EXERCISE DIRECTIONS: For the listing below, give the count of lines containing the string "Особый" and nothing else.

SUPPLIED RECORDS:
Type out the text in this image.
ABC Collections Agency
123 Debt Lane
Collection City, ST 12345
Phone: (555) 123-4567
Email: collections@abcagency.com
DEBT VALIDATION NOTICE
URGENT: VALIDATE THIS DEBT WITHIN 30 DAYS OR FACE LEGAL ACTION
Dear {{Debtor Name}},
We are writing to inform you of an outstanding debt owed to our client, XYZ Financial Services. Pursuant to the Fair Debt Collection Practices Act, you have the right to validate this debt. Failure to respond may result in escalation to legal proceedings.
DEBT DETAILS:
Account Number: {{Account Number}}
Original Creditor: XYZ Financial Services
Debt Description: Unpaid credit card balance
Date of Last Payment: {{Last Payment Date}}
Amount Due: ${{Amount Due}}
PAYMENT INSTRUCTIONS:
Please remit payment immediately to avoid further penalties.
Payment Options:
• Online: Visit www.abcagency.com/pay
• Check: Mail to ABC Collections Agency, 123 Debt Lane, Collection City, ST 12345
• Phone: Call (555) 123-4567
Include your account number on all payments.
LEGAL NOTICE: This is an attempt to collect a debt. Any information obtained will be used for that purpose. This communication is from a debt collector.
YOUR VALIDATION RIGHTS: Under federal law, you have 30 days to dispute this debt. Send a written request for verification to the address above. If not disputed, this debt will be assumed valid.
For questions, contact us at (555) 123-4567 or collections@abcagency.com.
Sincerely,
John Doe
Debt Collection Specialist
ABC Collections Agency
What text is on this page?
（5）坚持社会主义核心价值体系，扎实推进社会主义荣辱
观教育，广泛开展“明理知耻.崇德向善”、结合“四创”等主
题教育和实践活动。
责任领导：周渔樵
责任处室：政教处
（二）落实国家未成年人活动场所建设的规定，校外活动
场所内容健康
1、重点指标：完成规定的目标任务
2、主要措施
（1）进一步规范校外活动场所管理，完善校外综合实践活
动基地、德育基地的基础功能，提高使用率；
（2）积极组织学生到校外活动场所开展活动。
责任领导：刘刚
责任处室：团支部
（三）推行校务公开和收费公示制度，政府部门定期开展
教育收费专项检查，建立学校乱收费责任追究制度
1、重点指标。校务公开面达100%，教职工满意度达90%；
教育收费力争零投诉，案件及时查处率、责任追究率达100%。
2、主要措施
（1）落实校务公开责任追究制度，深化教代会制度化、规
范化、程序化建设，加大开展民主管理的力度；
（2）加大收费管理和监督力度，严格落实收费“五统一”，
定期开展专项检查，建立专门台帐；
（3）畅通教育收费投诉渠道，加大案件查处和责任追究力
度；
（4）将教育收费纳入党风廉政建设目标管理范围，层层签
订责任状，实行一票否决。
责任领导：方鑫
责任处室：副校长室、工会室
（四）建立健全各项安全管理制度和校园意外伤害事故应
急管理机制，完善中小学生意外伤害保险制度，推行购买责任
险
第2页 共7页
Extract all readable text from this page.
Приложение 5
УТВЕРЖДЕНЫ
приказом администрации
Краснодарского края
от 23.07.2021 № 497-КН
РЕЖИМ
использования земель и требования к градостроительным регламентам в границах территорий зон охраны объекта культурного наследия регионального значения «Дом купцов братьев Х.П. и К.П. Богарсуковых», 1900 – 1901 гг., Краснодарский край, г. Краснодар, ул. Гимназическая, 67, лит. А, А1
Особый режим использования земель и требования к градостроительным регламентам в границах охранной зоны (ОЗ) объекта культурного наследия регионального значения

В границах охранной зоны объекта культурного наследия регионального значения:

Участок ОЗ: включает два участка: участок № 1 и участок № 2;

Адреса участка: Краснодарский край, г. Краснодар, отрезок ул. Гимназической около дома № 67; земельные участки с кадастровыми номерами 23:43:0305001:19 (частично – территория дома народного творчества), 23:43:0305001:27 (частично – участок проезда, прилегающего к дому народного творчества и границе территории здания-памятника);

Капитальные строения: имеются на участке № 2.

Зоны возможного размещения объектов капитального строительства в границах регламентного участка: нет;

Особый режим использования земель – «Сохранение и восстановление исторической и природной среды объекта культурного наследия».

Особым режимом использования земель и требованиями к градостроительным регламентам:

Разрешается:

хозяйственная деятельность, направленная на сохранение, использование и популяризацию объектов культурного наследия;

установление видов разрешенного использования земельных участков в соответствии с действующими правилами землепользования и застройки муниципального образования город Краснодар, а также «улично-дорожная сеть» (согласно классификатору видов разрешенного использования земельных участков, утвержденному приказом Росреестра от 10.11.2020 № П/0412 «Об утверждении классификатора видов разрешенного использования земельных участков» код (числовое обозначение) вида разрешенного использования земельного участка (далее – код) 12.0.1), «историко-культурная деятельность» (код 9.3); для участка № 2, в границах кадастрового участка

EXPECTED OUTPUT: 2